**Written problem:** Copy out every line exactly as given.

-------------------------

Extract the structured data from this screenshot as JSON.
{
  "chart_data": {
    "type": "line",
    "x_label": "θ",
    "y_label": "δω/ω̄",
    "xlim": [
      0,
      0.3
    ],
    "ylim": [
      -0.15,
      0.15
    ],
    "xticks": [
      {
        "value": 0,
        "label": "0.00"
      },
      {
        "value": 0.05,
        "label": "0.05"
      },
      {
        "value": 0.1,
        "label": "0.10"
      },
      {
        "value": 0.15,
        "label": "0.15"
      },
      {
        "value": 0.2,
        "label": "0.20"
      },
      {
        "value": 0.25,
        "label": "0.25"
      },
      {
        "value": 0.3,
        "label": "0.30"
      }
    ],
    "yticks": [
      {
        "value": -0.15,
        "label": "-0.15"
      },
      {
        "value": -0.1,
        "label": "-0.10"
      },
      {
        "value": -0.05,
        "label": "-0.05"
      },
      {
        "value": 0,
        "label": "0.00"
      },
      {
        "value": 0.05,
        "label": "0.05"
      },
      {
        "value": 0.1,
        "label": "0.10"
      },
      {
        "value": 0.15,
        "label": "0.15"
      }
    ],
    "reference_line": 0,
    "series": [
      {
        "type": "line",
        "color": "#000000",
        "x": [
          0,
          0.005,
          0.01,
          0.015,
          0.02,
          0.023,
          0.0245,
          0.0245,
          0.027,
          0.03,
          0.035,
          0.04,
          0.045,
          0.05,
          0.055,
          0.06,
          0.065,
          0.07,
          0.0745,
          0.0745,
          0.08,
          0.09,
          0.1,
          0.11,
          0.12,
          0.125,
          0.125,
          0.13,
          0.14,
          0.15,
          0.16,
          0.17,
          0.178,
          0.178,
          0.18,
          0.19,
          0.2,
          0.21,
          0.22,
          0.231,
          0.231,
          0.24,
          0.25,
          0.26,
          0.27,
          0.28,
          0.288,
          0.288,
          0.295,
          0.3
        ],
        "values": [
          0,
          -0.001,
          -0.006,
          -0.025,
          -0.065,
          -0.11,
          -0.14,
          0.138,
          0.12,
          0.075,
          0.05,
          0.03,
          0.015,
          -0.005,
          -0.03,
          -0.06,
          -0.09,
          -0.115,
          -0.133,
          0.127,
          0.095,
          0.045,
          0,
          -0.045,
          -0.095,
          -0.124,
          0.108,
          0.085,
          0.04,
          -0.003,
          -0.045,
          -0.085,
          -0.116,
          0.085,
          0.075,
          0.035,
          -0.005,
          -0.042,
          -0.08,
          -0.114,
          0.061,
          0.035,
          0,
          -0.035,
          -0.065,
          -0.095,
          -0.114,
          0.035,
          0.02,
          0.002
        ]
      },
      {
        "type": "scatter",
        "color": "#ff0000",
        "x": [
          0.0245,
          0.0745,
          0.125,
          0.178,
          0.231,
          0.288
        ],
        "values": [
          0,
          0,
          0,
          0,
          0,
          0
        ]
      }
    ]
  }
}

-------------------------

**Solution:**
Extract the structured data from this screenshot as JSON.
{
  "chart_data": {
    "type": "line",
    "x_label": "θ",
    "y_label": "δω/ω̄",
    "xlim": [
      0,
      0.3
    ],
    "ylim": [
      -0.15,
      0.15
    ],
    "xticks": [
      {
        "value": 0,
        "label": "0.00"
      },
      {
        "value": 0.05,
        "label": "0.05"
      },
      {
        "value": 0.1,
        "label": "0.10"
      },
      {
        "value": 0.15,
        "label": "0.15"
      },
      {
        "value": 0.2,
        "label": "0.20"
      },
      {
        "value": 0.25,
        "label": "0.25"
      },
      {
        "value": 0.3,
        "label": "0.30"
      }
    ],
    "yticks": [
      {
        "value": -0.15,
        "label": "-0.15"
      },
      {
        "value": -0.1,
        "label": "-0.10"
      },
      {
        "value": -0.05,
        "label": "-0.05"
      },
      {
        "value": 0,
        "label": "0.00"
      },
      {
        "value": 0.05,
        "label": "0.05"
      },
      {
        "value": 0.1,
        "label": "0.10"
      },
      {
        "value": 0.15,
        "label": "0.15"
      }
    ],
    "reference_line": 0,
    "series": [
      {
        "type": "line",
        "color": "#000000",
        "x": [
          0,
          0.005,
          0.01,
          0.015,
          0.02,
          0.023,
          0.0245,
          0.0245,
          0.027,
          0.03,
          0.035,
          0.04,
          0.045,
          0.05,
          0.055,
          0.06,
          0.065,
          0.07,
          0.0745,
          0.0745,
          0.08,
          0.09,
          0.1,
          0.11,
          0.12,
          0.125,
          0.125,
          0.13,
          0.14,
          0.15,
          0.16,
          0.17,
          0.178,
          0.178,
          0.18,
          0.19,
          0.2,
          0.21,
          0.22,
          0.231,
          0.231,
          0.24,
          0.25,
          0.26,
          0.27,
          0.28,
          0.288,
          0.288,
          0.295,
          0.3
        ],
        "values": [
          0,
          -0.001,
          -0.006,
          -0.025,
          -0.065,
          -0.11,
          -0.14,
          0.138,
          0.12,
          0.075,
          0.05,
          0.03,
          0.015,
          -0.005,
          -0.03,
          -0.06,
          -0.09,
          -0.115,
          -0.133,
          0.127,
          0.095,
          0.045,
          0,
          -0.045,
          -0.095,
          -0.124,
          0.108,
          0.085,
          0.04,
          -0.003,
          -0.045,
          -0.085,
          -0.116,
          0.085,
          0.075,
          0.035,
          -0.005,
          -0.042,
          -0.08,
          -0.114,
          0.061,
          0.035,
          0,
          -0.035,
          -0.065,
          -0.095,
          -0.114,
          0.035,
          0.02,
          0.002
        ]
      },
      {
        "type": "scatter",
        "color": "#ff0000",
        "x": [
          0.0245,
          0.0745,
          0.125,
          0.178,
          0.231,
          0.288
        ],
        "values": [
          0,
          0,
          0,
          0,
          0,
          0
        ]
      }
    ]
  }
}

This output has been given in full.